======== Given data

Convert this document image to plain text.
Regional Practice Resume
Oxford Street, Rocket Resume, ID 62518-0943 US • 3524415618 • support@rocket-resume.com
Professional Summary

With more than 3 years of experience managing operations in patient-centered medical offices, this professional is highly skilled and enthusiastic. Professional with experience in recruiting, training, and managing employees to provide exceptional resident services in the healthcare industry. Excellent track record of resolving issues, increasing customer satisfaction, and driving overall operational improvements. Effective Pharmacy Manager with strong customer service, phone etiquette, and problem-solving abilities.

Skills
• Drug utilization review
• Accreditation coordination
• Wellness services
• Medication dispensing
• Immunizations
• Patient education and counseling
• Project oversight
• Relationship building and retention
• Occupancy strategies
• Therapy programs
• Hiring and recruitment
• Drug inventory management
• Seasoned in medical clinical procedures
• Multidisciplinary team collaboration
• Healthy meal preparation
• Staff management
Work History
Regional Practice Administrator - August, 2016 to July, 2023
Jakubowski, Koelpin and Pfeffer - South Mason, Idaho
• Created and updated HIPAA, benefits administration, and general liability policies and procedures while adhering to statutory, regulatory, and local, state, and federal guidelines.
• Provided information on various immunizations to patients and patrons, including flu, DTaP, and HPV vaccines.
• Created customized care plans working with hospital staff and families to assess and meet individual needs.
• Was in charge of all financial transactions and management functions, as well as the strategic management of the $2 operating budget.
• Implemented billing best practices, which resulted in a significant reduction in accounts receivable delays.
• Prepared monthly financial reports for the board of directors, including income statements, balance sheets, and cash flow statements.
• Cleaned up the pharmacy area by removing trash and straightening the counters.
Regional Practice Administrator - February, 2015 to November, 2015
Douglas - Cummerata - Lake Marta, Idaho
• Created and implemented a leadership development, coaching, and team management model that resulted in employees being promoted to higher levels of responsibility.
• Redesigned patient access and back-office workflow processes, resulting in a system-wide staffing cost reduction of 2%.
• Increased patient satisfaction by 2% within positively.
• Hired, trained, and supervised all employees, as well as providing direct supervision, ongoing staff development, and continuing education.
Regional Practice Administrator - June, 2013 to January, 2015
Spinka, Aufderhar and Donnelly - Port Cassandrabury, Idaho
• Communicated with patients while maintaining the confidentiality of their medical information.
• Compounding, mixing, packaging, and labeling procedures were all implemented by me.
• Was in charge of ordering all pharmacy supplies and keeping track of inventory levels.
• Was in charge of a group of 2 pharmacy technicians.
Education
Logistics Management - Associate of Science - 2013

================

Scan the data above and state how many of its lines contain the string "Created", with no other content.

3